(Work instructions) Set down the full listing exactly, character for character.

(Records to process)
+ + + + +
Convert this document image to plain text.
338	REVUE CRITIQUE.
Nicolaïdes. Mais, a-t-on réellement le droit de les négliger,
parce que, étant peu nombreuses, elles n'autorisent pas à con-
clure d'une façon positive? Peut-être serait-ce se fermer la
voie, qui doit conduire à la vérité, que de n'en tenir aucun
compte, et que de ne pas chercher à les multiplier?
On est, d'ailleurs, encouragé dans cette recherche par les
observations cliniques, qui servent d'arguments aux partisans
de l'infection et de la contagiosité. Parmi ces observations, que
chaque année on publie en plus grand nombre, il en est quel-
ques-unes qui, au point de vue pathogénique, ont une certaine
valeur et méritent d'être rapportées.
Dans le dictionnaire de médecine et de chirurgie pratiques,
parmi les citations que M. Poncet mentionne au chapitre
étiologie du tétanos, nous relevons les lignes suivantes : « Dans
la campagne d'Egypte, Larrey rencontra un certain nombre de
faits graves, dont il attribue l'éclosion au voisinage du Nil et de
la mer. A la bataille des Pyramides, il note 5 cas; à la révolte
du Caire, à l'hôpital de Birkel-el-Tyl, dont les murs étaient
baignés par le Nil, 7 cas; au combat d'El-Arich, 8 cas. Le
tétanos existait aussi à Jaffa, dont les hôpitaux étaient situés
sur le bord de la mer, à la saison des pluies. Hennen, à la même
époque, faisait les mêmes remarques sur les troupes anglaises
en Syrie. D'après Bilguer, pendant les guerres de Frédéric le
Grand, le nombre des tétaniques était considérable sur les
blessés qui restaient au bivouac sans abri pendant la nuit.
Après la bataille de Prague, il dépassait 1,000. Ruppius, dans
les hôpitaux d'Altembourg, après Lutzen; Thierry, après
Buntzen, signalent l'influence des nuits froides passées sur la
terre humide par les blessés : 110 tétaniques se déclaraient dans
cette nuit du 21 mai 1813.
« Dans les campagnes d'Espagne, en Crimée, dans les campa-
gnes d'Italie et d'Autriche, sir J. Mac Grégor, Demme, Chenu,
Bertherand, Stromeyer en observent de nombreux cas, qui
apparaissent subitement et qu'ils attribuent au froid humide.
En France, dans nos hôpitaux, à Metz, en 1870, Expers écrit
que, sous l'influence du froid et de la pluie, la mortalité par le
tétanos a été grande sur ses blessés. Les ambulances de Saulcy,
+ + + + +
(Exercise response)
Convert this document image to plain text.
338	REVUE CRITIQUE.
Nicolaïdes. Mais, a-t-on réellement le droit de les négliger,
parce que, étant peu nombreuses, elles n'autorisent pas à con-
clure d'une façon positive? Peut-être serait-ce se fermer la
voie, qui doit conduire à la vérité, que de n'en tenir aucun
compte, et que de ne pas chercher à les multiplier?
On est, d'ailleurs, encouragé dans cette recherche par les
observations cliniques, qui servent d'arguments aux partisans
de l'infection et de la contagiosité. Parmi ces observations, que
chaque année on publie en plus grand nombre, il en est quel-
ques-unes qui, au point de vue pathogénique, ont une certaine
valeur et méritent d'être rapportées.
Dans le dictionnaire de médecine et de chirurgie pratiques,
parmi les citations que M. Poncet mentionne au chapitre
étiologie du tétanos, nous relevons les lignes suivantes : « Dans
la campagne d'Egypte, Larrey rencontra un certain nombre de
faits graves, dont il attribue l'éclosion au voisinage du Nil et de
la mer. A la bataille des Pyramides, il note 5 cas; à la révolte
du Caire, à l'hôpital de Birkel-el-Tyl, dont les murs étaient
baignés par le Nil, 7 cas; au combat d'El-Arich, 8 cas. Le
tétanos existait aussi à Jaffa, dont les hôpitaux étaient situés
sur le bord de la mer, à la saison des pluies. Hennen, à la même
époque, faisait les mêmes remarques sur les troupes anglaises
en Syrie. D'après Bilguer, pendant les guerres de Frédéric le
Grand, le nombre des tétaniques était considérable sur les
blessés qui restaient au bivouac sans abri pendant la nuit.
Après la bataille de Prague, il dépassait 1,000. Ruppius, dans
les hôpitaux d'Altembourg, après Lutzen; Thierry, après
Buntzen, signalent l'influence des nuits froides passées sur la
terre humide par les blessés : 110 tétaniques se déclaraient dans
cette nuit du 21 mai 1813.
« Dans les campagnes d'Espagne, en Crimée, dans les campa-
gnes d'Italie et d'Autriche, sir J. Mac Grégor, Demme, Chenu,
Bertherand, Stromeyer en observent de nombreux cas, qui
apparaissent subitement et qu'ils attribuent au froid humide.
En France, dans nos hôpitaux, à Metz, en 1870, Expers écrit
que, sous l'influence du froid et de la pluie, la mortalité par le
tétanos a été grande sur ses blessés. Les ambulances de Saulcy,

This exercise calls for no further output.